Dataset items
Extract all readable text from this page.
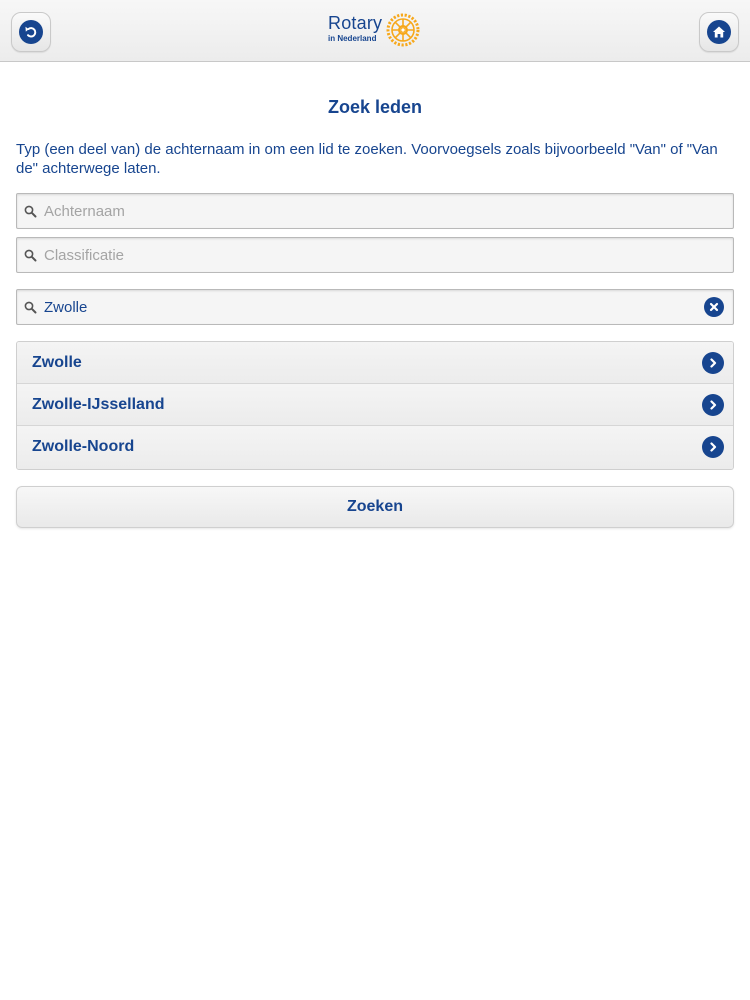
Rotary
in Nederland
Zoek leden

Typ (een deel van) de achternaam in om een lid te zoeken. Voorvoegsels zoals bijvoorbeeld "Van" of "Van de" achterwege laten.

Achternaam
Classificatie
Zwolle
Zwolle
Zwolle-IJsselland
Zwolle-Noord
Zoeken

*Short exercise*.
Copy each line above precisely, dropping the pictures.

*Finished answer*.
Extract all readable text from this page.
Rotary
in Nederland
Zoek leden

Typ (een deel van) de achternaam in om een lid te zoeken. Voorvoegsels zoals bijvoorbeeld "Van" of "Van de" achterwege laten.

Achternaam
Classificatie
Zwolle
Zwolle
Zwolle-IJsselland
Zwolle-Noord
Zoeken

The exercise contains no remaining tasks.